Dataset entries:
* begin *

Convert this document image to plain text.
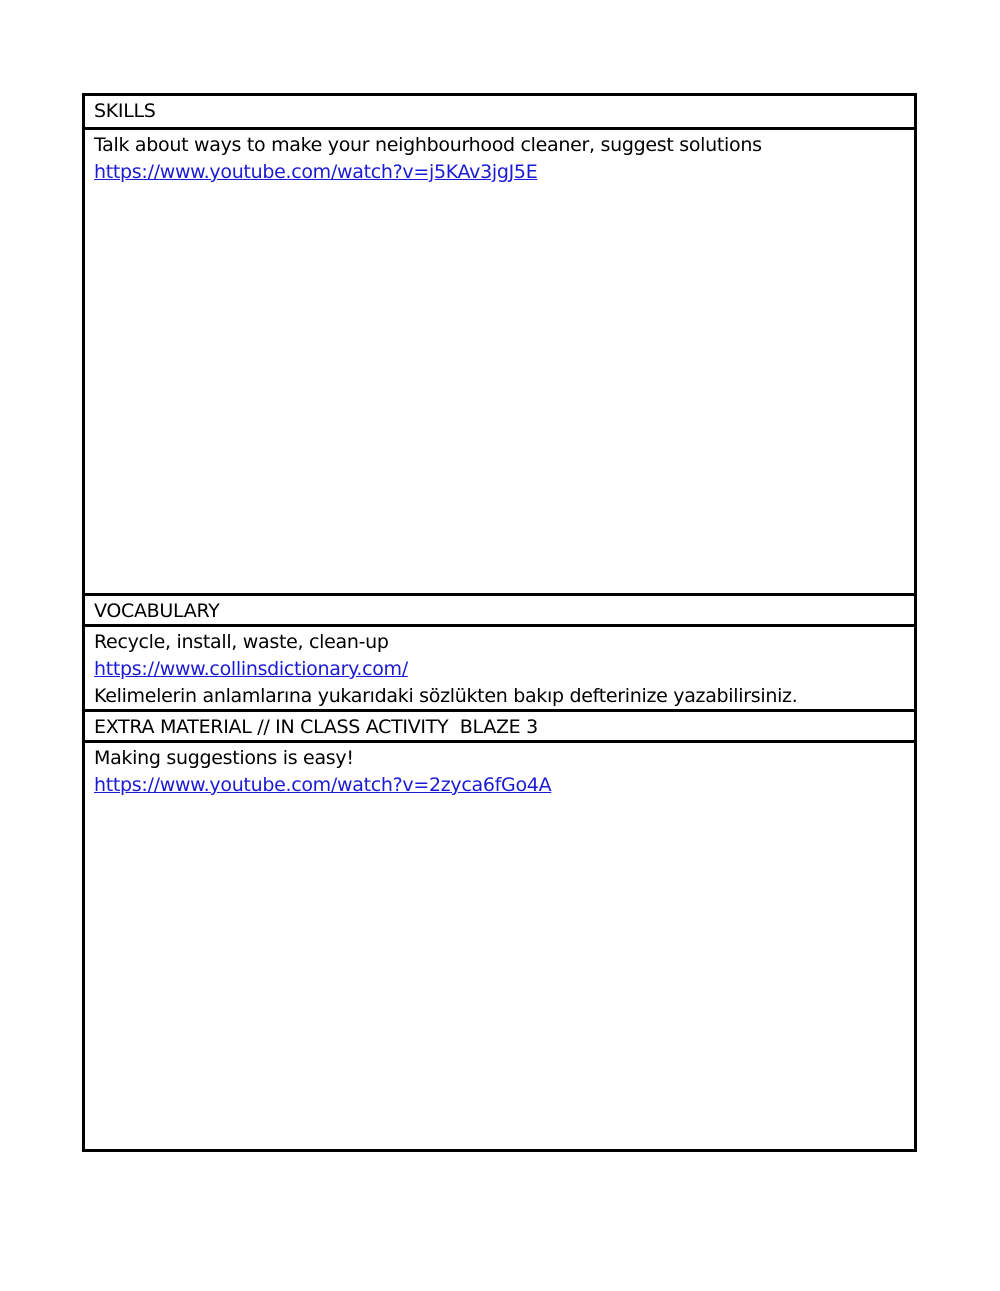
SKILLS
Talk about ways to make your neighbourhood cleaner, suggest solutions
https://www.youtube.com/watch?v=j5KAv3jgJ5E
VOCABULARY
Recycle, install, waste, clean-up
https://www.collinsdictionary.com/
Kelimelerin anlamlarına yukarıdaki sözlükten bakıp defterinize yazabilirsiniz.
EXTRA MATERIAL // IN CLASS ACTIVITY  BLAZE 3
Making suggestions is easy!
https://www.youtube.com/watch?v=2zyca6fGo4A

* end *

▸ DESCRIPTION OF THE TASK
Copy every entry exactly as written. Pictures are excluded.

▸ FINISHED EXERCISE
Convert this document image to plain text.
SKILLS
Talk about ways to make your neighbourhood cleaner, suggest solutions
https://www.youtube.com/watch?v=j5KAv3jgJ5E
VOCABULARY
Recycle, install, waste, clean-up
https://www.collinsdictionary.com/
Kelimelerin anlamlarına yukarıdaki sözlükten bakıp defterinize yazabilirsiniz.
EXTRA MATERIAL // IN CLASS ACTIVITY  BLAZE 3
Making suggestions is easy!
https://www.youtube.com/watch?v=2zyca6fGo4A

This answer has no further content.